- **WHAT THE TASK ASKS**
Lines in the entries below where the word "metabolic" shows up should each be copied.

------------

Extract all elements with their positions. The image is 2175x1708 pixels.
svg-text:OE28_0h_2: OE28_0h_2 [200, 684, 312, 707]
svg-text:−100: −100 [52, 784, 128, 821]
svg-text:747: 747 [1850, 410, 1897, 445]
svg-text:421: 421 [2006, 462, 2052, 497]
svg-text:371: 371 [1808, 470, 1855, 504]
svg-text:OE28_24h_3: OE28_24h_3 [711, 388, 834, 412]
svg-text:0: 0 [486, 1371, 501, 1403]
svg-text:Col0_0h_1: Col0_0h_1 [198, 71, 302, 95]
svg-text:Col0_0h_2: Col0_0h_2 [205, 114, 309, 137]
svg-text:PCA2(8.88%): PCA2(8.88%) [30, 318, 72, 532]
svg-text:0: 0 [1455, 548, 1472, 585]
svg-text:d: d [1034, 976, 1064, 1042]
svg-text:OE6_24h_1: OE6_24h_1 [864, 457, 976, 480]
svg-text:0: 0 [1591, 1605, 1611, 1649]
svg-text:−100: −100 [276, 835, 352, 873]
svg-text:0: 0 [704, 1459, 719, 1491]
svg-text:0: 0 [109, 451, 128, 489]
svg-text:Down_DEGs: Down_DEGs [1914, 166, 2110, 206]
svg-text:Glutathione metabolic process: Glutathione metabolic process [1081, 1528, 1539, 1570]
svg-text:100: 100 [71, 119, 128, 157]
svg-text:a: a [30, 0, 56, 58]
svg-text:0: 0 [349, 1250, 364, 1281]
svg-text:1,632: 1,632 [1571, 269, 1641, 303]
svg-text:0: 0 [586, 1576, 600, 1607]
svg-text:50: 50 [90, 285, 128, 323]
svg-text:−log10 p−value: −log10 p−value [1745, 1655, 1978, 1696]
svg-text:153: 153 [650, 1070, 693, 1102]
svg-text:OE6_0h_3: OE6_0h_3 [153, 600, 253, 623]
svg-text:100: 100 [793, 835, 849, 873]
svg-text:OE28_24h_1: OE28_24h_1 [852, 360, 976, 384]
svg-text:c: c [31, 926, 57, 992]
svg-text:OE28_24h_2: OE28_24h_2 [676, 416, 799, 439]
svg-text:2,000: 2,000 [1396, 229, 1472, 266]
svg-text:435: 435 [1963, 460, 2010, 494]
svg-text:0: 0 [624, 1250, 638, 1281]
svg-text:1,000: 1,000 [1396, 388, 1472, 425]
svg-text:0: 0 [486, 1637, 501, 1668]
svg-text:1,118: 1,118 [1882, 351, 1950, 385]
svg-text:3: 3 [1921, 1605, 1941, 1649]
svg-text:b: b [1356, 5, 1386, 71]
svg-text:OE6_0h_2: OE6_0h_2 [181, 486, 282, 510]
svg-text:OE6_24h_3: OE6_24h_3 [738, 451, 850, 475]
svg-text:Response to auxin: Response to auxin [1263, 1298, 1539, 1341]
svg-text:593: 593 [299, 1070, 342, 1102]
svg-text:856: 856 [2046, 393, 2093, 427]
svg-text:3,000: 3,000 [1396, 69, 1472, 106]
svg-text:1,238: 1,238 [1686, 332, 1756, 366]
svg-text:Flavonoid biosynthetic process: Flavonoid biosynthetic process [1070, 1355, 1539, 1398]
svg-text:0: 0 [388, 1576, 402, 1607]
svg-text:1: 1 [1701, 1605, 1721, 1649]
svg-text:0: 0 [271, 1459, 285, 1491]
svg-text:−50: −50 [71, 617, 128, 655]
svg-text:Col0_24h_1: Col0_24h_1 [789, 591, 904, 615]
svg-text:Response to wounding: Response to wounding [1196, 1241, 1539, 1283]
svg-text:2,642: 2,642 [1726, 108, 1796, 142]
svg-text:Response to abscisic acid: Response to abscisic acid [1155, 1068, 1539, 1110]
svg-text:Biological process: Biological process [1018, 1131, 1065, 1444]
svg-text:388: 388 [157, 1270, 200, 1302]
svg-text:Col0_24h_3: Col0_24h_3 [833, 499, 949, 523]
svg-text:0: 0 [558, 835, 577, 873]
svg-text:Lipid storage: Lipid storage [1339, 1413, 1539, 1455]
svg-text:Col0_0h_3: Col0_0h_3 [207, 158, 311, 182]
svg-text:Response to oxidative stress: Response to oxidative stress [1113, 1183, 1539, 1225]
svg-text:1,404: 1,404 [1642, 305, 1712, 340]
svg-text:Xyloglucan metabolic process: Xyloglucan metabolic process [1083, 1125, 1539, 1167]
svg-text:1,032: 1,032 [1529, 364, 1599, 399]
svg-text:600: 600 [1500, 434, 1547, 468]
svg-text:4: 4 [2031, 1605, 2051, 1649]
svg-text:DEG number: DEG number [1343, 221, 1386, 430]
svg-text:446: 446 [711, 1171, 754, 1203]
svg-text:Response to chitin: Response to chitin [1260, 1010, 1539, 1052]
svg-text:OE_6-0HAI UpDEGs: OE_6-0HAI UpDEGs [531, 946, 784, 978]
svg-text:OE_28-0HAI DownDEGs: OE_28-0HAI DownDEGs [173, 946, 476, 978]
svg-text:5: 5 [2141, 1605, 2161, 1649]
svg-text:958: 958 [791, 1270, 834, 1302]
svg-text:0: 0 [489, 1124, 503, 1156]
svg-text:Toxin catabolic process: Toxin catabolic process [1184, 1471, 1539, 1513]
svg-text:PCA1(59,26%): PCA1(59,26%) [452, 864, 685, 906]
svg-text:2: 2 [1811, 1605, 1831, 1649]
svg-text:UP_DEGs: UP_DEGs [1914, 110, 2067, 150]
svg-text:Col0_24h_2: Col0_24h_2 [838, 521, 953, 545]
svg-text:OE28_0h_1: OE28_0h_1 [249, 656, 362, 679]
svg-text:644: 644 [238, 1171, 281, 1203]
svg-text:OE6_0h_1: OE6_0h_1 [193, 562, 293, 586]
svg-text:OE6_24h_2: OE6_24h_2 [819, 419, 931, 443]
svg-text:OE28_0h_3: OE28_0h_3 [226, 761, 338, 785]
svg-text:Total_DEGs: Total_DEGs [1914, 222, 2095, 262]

------------

- **EXERCISE RESULT**
svg-text:Glutathione metabolic process: Glutathione metabolic process [1081, 1528, 1539, 1570]
svg-text:Xyloglucan metabolic process: Xyloglucan metabolic process [1083, 1125, 1539, 1167]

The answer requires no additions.